__GIVEN RECORDS__
• • • • •

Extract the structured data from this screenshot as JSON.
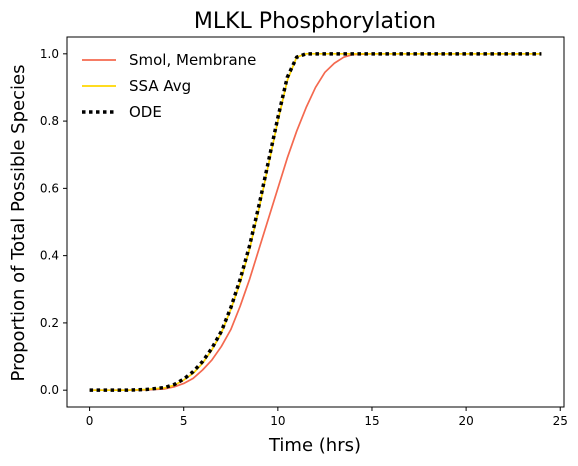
{
  "chart_data": {
    "type": "line",
    "title": "MLKL Phosphorylation",
    "xlabel": "Time (hrs)",
    "ylabel": "Proportion of Total Possible Species",
    "xlim": [
      -1.2,
      25.2
    ],
    "ylim": [
      -0.05,
      1.05
    ],
    "xticks": [
      0,
      5,
      10,
      15,
      20,
      25
    ],
    "yticks": [
      0.0,
      0.2,
      0.4,
      0.6,
      0.8,
      1.0
    ],
    "xtick_labels": [
      "0",
      "5",
      "10",
      "15",
      "20",
      "25"
    ],
    "ytick_labels": [
      "0.0",
      "0.2",
      "0.4",
      "0.6",
      "0.8",
      "1.0"
    ],
    "grid": false,
    "legend_position": "top-left",
    "series": [
      {
        "name": "Smol, Membrane",
        "color": "#f4694f",
        "style": "solid",
        "x": [
          0,
          1,
          2,
          3,
          4,
          4.5,
          5,
          5.5,
          6,
          6.5,
          7,
          7.5,
          8,
          8.5,
          9,
          9.5,
          10,
          10.5,
          11,
          11.5,
          12,
          12.5,
          13,
          13.5,
          14,
          15,
          16,
          18,
          20,
          22,
          24
        ],
        "values": [
          0.0,
          0.0,
          0.0,
          0.001,
          0.004,
          0.01,
          0.02,
          0.035,
          0.06,
          0.09,
          0.13,
          0.18,
          0.25,
          0.33,
          0.42,
          0.51,
          0.6,
          0.69,
          0.77,
          0.84,
          0.9,
          0.945,
          0.972,
          0.99,
          0.998,
          1.0,
          1.0,
          1.0,
          1.0,
          1.0,
          1.0
        ]
      },
      {
        "name": "SSA Avg",
        "color": "#ffd700",
        "style": "solid",
        "x": [
          0,
          1,
          2,
          3,
          4,
          4.5,
          5,
          5.5,
          6,
          6.5,
          7,
          7.5,
          8,
          8.5,
          9,
          9.5,
          10,
          10.5,
          11,
          11.5,
          12,
          13,
          14,
          16,
          18,
          20,
          22,
          24
        ],
        "values": [
          0.0,
          0.0,
          0.0,
          0.002,
          0.007,
          0.015,
          0.03,
          0.05,
          0.08,
          0.12,
          0.17,
          0.24,
          0.32,
          0.42,
          0.54,
          0.67,
          0.8,
          0.92,
          0.99,
          1.0,
          1.0,
          1.0,
          1.0,
          1.0,
          1.0,
          1.0,
          1.0,
          1.0
        ]
      },
      {
        "name": "ODE",
        "color": "#000000",
        "style": "dotted",
        "x": [
          0,
          1,
          2,
          3,
          4,
          4.5,
          5,
          5.5,
          6,
          6.5,
          7,
          7.5,
          8,
          8.5,
          9,
          9.5,
          10,
          10.5,
          11,
          11.5,
          12,
          13,
          14,
          16,
          18,
          20,
          22,
          24
        ],
        "values": [
          0.0,
          0.0,
          0.0,
          0.002,
          0.008,
          0.017,
          0.033,
          0.055,
          0.085,
          0.125,
          0.175,
          0.245,
          0.33,
          0.43,
          0.55,
          0.68,
          0.81,
          0.93,
          0.99,
          1.0,
          1.0,
          1.0,
          1.0,
          1.0,
          1.0,
          1.0,
          1.0,
          1.0
        ]
      }
    ]
  }
}
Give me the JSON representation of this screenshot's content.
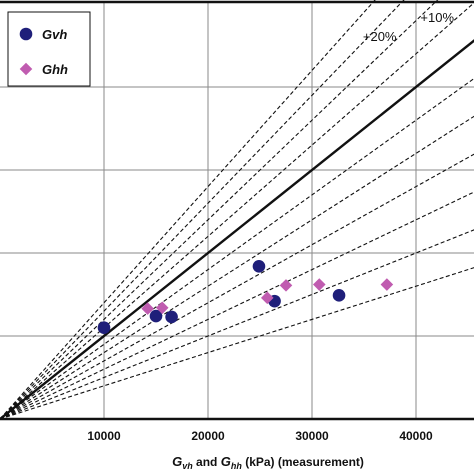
{
  "chart_data": {
    "type": "scatter",
    "xlabel": {
      "parts": [
        {
          "t": "G",
          "style": "italic"
        },
        {
          "t": "vh",
          "style": "italic-sub"
        },
        {
          "t": " and ",
          "style": "plain"
        },
        {
          "t": "G",
          "style": "italic"
        },
        {
          "t": "hh",
          "style": "italic-sub"
        },
        {
          "t": " (kPa) (measurement)",
          "style": "plain"
        }
      ]
    },
    "xlim": [
      0,
      45000
    ],
    "ylim": [
      0,
      45000
    ],
    "x_ticks": [
      {
        "value": 10000,
        "label": "10000"
      },
      {
        "value": 20000,
        "label": "20000"
      },
      {
        "value": 30000,
        "label": "30000"
      },
      {
        "value": 40000,
        "label": "40000"
      }
    ],
    "grid": true,
    "legend": {
      "position": "top-left",
      "items": [
        {
          "label": "Gvh",
          "marker": "circle",
          "color": "#1f1f7a"
        },
        {
          "label": "Ghh",
          "marker": "diamond",
          "color": "#c05cb0"
        }
      ]
    },
    "series": [
      {
        "name": "Gvh",
        "marker": "circle",
        "color": "#1f1f7a",
        "points": [
          [
            10000,
            11000
          ],
          [
            15000,
            12400
          ],
          [
            16500,
            12300
          ],
          [
            24900,
            18400
          ],
          [
            26400,
            14200
          ],
          [
            32600,
            14900
          ]
        ]
      },
      {
        "name": "Ghh",
        "marker": "diamond",
        "color": "#c05cb0",
        "points": [
          [
            14200,
            13300
          ],
          [
            15600,
            13400
          ],
          [
            25700,
            14600
          ],
          [
            27500,
            16100
          ],
          [
            30700,
            16200
          ],
          [
            37200,
            16200
          ]
        ]
      }
    ],
    "reference_lines": [
      {
        "slope": 1.0,
        "style": "solid",
        "label": ""
      },
      {
        "slope": 1.2,
        "style": "dashed",
        "label": "+20%"
      },
      {
        "slope": 1.1,
        "style": "dashed",
        "label": "+10%"
      },
      {
        "slope": 1.3,
        "style": "dashed",
        "label": ""
      },
      {
        "slope": 1.4,
        "style": "dashed",
        "label": ""
      },
      {
        "slope": 0.9,
        "style": "dashed",
        "label": ""
      },
      {
        "slope": 0.8,
        "style": "dashed",
        "label": ""
      },
      {
        "slope": 0.7,
        "style": "dashed",
        "label": ""
      },
      {
        "slope": 0.6,
        "style": "dashed",
        "label": ""
      },
      {
        "slope": 0.5,
        "style": "dashed",
        "label": ""
      },
      {
        "slope": 0.4,
        "style": "dashed",
        "label": ""
      }
    ]
  }
}
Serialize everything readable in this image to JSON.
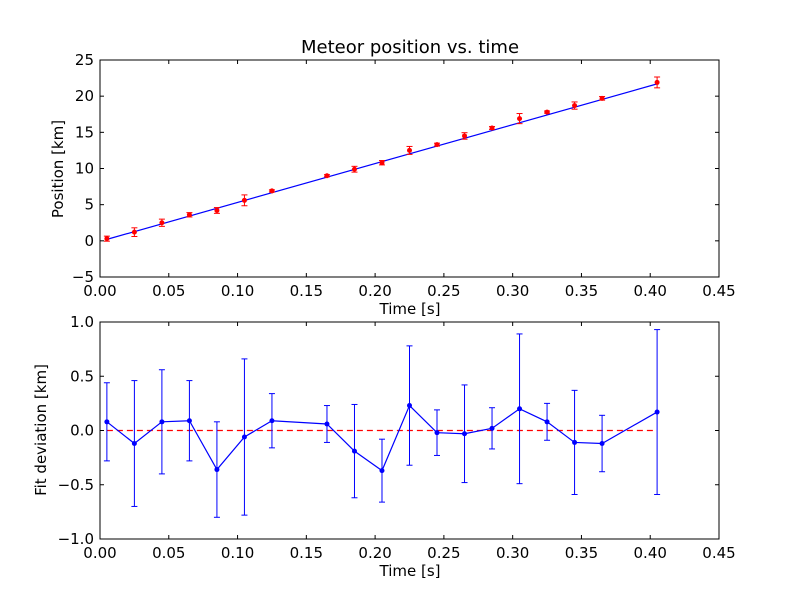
{
  "chart_data": [
    {
      "type": "scatter",
      "title": "Meteor position vs. time",
      "xlabel": "Time [s]",
      "ylabel": "Position [km]",
      "xlim": [
        0.0,
        0.45
      ],
      "ylim": [
        -5,
        25
      ],
      "xticks": [
        "0.00",
        "0.05",
        "0.10",
        "0.15",
        "0.20",
        "0.25",
        "0.30",
        "0.35",
        "0.40",
        "0.45"
      ],
      "yticks": [
        "−5",
        "0",
        "5",
        "10",
        "15",
        "20",
        "25"
      ],
      "grid": false,
      "colors": {
        "points": "#ff0000",
        "errorbars": "#ff0000",
        "fit_line": "#0000ff",
        "frame": "#000000"
      },
      "series": [
        {
          "x": [
            0.005,
            0.025,
            0.045,
            0.065,
            0.085,
            0.105,
            0.125,
            0.165,
            0.185,
            0.205,
            0.225,
            0.245,
            0.265,
            0.285,
            0.305,
            0.325,
            0.345,
            0.365,
            0.405
          ],
          "y": [
            0.3,
            1.2,
            2.5,
            3.6,
            4.2,
            5.6,
            6.9,
            9.0,
            9.9,
            10.8,
            12.5,
            13.3,
            14.5,
            15.6,
            16.9,
            17.8,
            18.7,
            19.7,
            21.9
          ],
          "yerr": [
            0.35,
            0.6,
            0.5,
            0.3,
            0.4,
            0.75,
            0.15,
            0.15,
            0.4,
            0.3,
            0.55,
            0.2,
            0.45,
            0.2,
            0.7,
            0.15,
            0.5,
            0.25,
            0.75
          ]
        }
      ],
      "fit_line": {
        "x": [
          0.005,
          0.405
        ],
        "y": [
          0.2,
          21.7
        ]
      }
    },
    {
      "type": "line",
      "title": "",
      "xlabel": "Time [s]",
      "ylabel": "Fit deviation [km]",
      "xlim": [
        0.0,
        0.45
      ],
      "ylim": [
        -1.0,
        1.0
      ],
      "xticks": [
        "0.00",
        "0.05",
        "0.10",
        "0.15",
        "0.20",
        "0.25",
        "0.30",
        "0.35",
        "0.40",
        "0.45"
      ],
      "yticks": [
        "−1.0",
        "−0.5",
        "0.0",
        "0.5",
        "1.0"
      ],
      "grid": false,
      "colors": {
        "line": "#0000ff",
        "errorbars": "#0000ff",
        "reference": "#ff0000",
        "frame": "#000000"
      },
      "series": [
        {
          "x": [
            0.005,
            0.025,
            0.045,
            0.065,
            0.085,
            0.105,
            0.125,
            0.165,
            0.185,
            0.205,
            0.225,
            0.245,
            0.265,
            0.285,
            0.305,
            0.325,
            0.345,
            0.365,
            0.405
          ],
          "y": [
            0.08,
            -0.12,
            0.08,
            0.09,
            -0.36,
            -0.06,
            0.09,
            0.06,
            -0.19,
            -0.37,
            0.23,
            -0.02,
            -0.03,
            0.02,
            0.2,
            0.08,
            -0.11,
            -0.12,
            0.17
          ],
          "yerr": [
            0.36,
            0.58,
            0.48,
            0.37,
            0.44,
            0.72,
            0.25,
            0.17,
            0.43,
            0.29,
            0.55,
            0.21,
            0.45,
            0.19,
            0.69,
            0.17,
            0.48,
            0.26,
            0.76
          ]
        }
      ],
      "reference_line": {
        "y": 0.0,
        "style": "dashed",
        "x": [
          0.005,
          0.405
        ]
      }
    }
  ]
}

• • • • •

__AIM OF THE TASK__
Select and copy each line from the data that includes the word "xlabel".

__FINISHED EXERCISE__
    "xlabel": "Time (hrs)",
    "xlabel": {
      "xlabel": "Time [s]",
      "xlabel": "Time [s]",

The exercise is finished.